§ Task:
Scan the records below. List lines holding "choose".

§ Given information:
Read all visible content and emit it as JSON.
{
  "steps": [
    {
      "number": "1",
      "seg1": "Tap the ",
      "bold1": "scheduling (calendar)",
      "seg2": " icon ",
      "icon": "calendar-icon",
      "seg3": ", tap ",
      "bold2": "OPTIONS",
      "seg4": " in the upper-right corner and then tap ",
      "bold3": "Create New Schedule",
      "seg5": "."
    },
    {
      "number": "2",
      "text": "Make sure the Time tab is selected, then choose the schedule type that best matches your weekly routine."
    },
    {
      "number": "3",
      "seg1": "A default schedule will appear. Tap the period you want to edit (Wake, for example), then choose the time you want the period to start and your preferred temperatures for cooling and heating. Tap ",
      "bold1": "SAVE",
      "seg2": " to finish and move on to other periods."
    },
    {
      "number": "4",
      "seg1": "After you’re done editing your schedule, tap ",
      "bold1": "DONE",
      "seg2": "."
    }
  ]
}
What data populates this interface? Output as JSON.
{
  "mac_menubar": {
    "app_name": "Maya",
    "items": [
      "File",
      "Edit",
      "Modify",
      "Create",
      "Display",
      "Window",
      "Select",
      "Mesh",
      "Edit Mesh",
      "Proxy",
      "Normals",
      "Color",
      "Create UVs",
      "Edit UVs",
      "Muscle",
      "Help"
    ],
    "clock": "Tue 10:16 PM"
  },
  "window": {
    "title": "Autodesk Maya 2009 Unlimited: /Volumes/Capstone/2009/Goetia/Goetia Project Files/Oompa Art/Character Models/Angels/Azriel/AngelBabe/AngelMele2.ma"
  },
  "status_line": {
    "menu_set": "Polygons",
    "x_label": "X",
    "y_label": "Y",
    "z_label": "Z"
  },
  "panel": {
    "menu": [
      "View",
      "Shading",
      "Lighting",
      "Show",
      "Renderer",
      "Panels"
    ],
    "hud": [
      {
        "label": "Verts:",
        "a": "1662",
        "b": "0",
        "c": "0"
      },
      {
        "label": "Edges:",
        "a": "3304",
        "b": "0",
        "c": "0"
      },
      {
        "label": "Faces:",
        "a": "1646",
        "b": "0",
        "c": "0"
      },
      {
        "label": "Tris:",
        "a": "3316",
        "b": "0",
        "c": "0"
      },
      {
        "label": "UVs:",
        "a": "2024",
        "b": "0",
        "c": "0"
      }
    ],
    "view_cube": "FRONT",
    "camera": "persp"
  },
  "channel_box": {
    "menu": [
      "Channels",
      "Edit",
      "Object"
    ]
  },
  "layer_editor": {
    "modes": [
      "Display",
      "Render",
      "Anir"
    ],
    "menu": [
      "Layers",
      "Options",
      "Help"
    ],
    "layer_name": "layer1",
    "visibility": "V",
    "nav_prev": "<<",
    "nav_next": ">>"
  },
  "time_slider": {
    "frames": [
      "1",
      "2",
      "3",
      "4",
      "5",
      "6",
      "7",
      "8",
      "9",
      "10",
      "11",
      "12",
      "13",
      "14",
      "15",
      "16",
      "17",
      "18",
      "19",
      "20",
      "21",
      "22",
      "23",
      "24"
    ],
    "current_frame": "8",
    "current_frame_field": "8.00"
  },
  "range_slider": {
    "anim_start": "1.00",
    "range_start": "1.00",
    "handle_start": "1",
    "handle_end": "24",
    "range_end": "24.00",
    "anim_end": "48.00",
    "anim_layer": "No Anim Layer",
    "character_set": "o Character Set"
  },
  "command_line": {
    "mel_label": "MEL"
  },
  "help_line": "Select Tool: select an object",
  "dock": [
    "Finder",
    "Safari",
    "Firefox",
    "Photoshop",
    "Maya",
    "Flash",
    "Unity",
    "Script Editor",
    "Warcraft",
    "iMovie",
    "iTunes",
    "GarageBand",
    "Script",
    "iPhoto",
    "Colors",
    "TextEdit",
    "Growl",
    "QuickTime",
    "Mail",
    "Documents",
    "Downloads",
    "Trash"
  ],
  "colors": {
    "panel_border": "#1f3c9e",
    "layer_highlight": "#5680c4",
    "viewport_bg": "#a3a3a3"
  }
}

§ Solution to this problem:
      "text": "Make sure the Time tab is selected, then choose the schedule type that best matches your weekly routine."
      "seg1": "A default schedule will appear. Tap the period you want to edit (Wake, for example), then choose the time you want the period to start and your preferred temperatures for cooling and heating. Tap ",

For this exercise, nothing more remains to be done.